Goal:
Work through the data and report how many lines include the string "专利数量", giving the number alone.

○ ○ ○ ○

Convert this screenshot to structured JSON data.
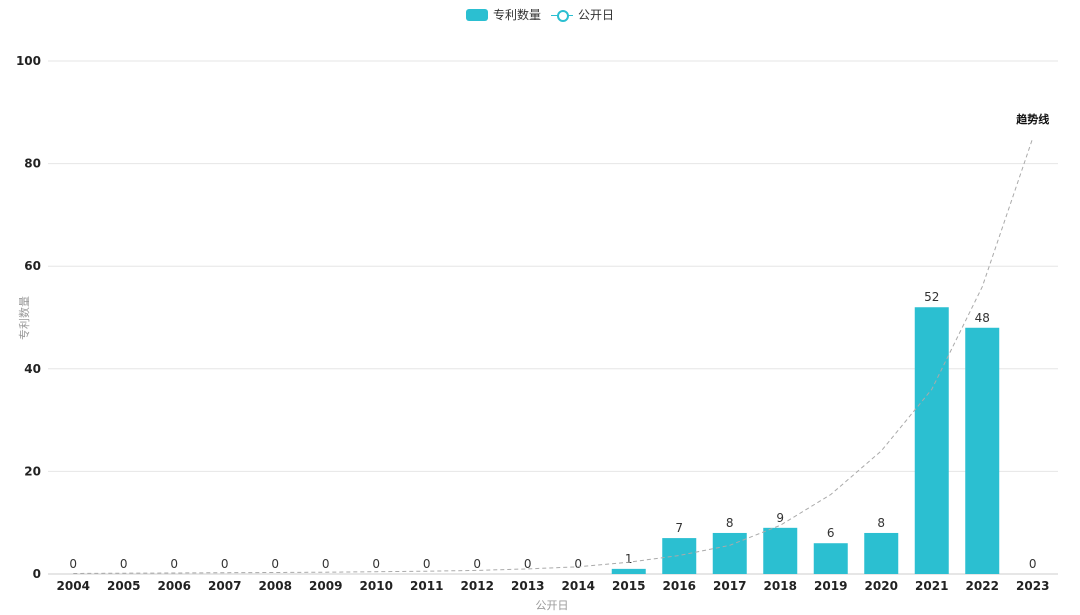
{
  "legend": {
    "bar_label": "专利数量",
    "line_label": "公开日"
  },
  "colors": {
    "bar": "#2bbfd1",
    "trend": "#aaaaaa",
    "grid": "#e6e6e6",
    "axis": "#cccccc"
  },
  "chart_data": {
    "type": "bar",
    "title": "",
    "xlabel": "公开日",
    "ylabel": "专利数量",
    "ylim": [
      0,
      100
    ],
    "yticks": [
      "0",
      "20",
      "40",
      "60",
      "80",
      "100"
    ],
    "grid": true,
    "legend_position": "top-center",
    "categories": [
      "2004",
      "2005",
      "2006",
      "2007",
      "2008",
      "2009",
      "2010",
      "2011",
      "2012",
      "2013",
      "2014",
      "2015",
      "2016",
      "2017",
      "2018",
      "2019",
      "2020",
      "2021",
      "2022",
      "2023"
    ],
    "series": [
      {
        "name": "专利数量",
        "values": [
          0,
          0,
          0,
          0,
          0,
          0,
          0,
          0,
          0,
          0,
          0,
          1,
          7,
          8,
          9,
          6,
          8,
          52,
          48,
          0
        ]
      }
    ],
    "trendline": {
      "label": "趋势线",
      "style": "dashed",
      "values": [
        0.1,
        0.15,
        0.2,
        0.25,
        0.3,
        0.35,
        0.45,
        0.55,
        0.7,
        1.0,
        1.4,
        2.3,
        3.6,
        5.6,
        9.5,
        15.5,
        24,
        36,
        56,
        85
      ]
    }
  }
}
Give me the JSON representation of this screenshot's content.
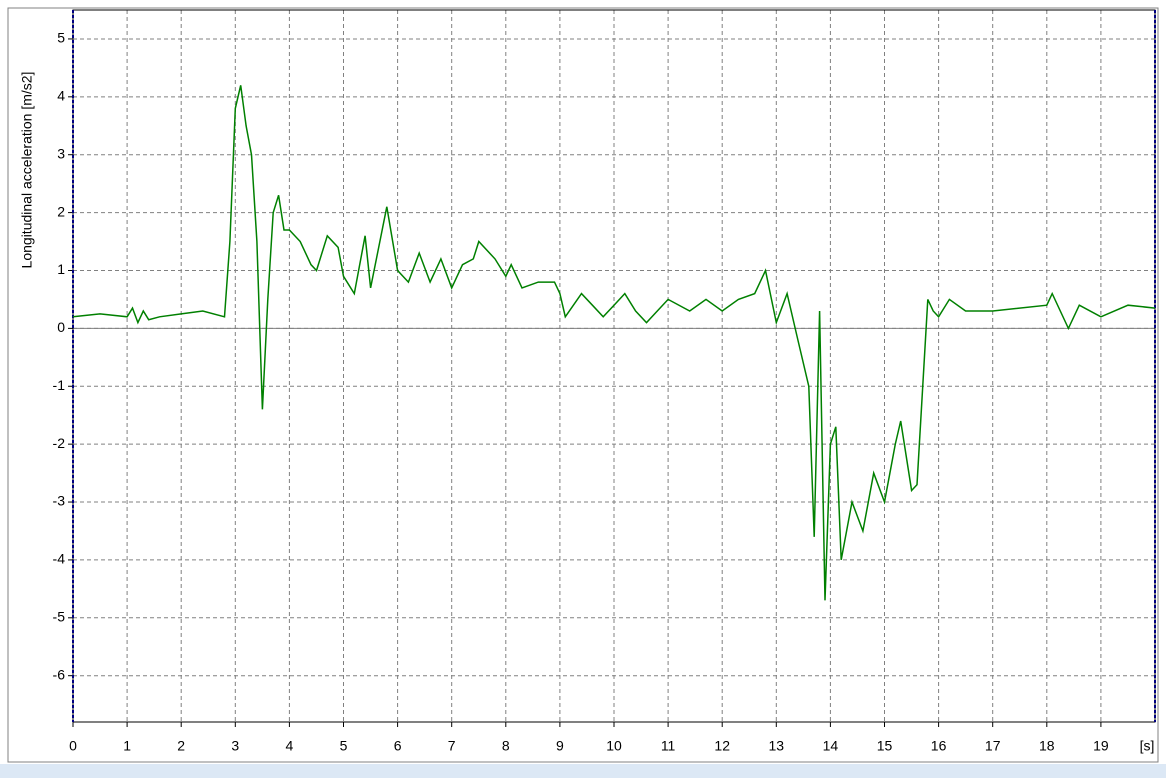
{
  "chart_data": {
    "type": "line",
    "y_label": "Longitudinal acceleration [m/s2]",
    "x_label": "[s]",
    "x": [
      0,
      0.5,
      1.0,
      1.1,
      1.2,
      1.3,
      1.4,
      1.6,
      2.0,
      2.4,
      2.8,
      2.9,
      3.0,
      3.1,
      3.2,
      3.3,
      3.4,
      3.5,
      3.6,
      3.7,
      3.8,
      3.9,
      4.0,
      4.2,
      4.4,
      4.5,
      4.7,
      4.9,
      5.0,
      5.2,
      5.4,
      5.5,
      5.8,
      6.0,
      6.2,
      6.4,
      6.6,
      6.8,
      7.0,
      7.2,
      7.4,
      7.5,
      7.8,
      8.0,
      8.1,
      8.3,
      8.6,
      8.9,
      9.0,
      9.1,
      9.4,
      9.6,
      9.8,
      10.0,
      10.2,
      10.4,
      10.6,
      10.8,
      11.0,
      11.4,
      11.7,
      12.0,
      12.3,
      12.6,
      12.8,
      13.0,
      13.2,
      13.4,
      13.6,
      13.7,
      13.8,
      13.9,
      14.0,
      14.1,
      14.2,
      14.4,
      14.6,
      14.8,
      15.0,
      15.2,
      15.3,
      15.5,
      15.6,
      15.8,
      15.9,
      16.0,
      16.2,
      16.5,
      17.0,
      18.0,
      18.1,
      18.4,
      18.6,
      19.0,
      19.5,
      20.0
    ],
    "series": [
      {
        "color": "#008000",
        "values": [
          0.2,
          0.25,
          0.2,
          0.35,
          0.1,
          0.3,
          0.15,
          0.2,
          0.25,
          0.3,
          0.2,
          1.5,
          3.8,
          4.2,
          3.5,
          3.0,
          1.5,
          -1.4,
          0.5,
          2.0,
          2.3,
          1.7,
          1.7,
          1.5,
          1.1,
          1.0,
          1.6,
          1.4,
          0.9,
          0.6,
          1.6,
          0.7,
          2.1,
          1.0,
          0.8,
          1.3,
          0.8,
          1.2,
          0.7,
          1.1,
          1.2,
          1.5,
          1.2,
          0.9,
          1.1,
          0.7,
          0.8,
          0.8,
          0.6,
          0.2,
          0.6,
          0.4,
          0.2,
          0.4,
          0.6,
          0.3,
          0.1,
          0.3,
          0.5,
          0.3,
          0.5,
          0.3,
          0.5,
          0.6,
          1.0,
          0.1,
          0.6,
          -0.2,
          -1.0,
          -3.6,
          0.3,
          -4.7,
          -2.0,
          -1.7,
          -4.0,
          -3.0,
          -3.5,
          -2.5,
          -3.0,
          -2.0,
          -1.6,
          -2.8,
          -2.7,
          0.5,
          0.3,
          0.2,
          0.5,
          0.3,
          0.3,
          0.4,
          0.6,
          0.0,
          0.4,
          0.2,
          0.4,
          0.35
        ]
      }
    ],
    "xlim": [
      0,
      20
    ],
    "ylim": [
      -6.8,
      5.5
    ],
    "xticks": [
      0,
      1,
      2,
      3,
      4,
      5,
      6,
      7,
      8,
      9,
      10,
      11,
      12,
      13,
      14,
      15,
      16,
      17,
      18,
      19
    ],
    "yticks": [
      -6,
      -5,
      -4,
      -3,
      -2,
      -1,
      0,
      1,
      2,
      3,
      4,
      5
    ],
    "grid": true
  }
}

○ ○ ○ ○

Answer to the exercise:
3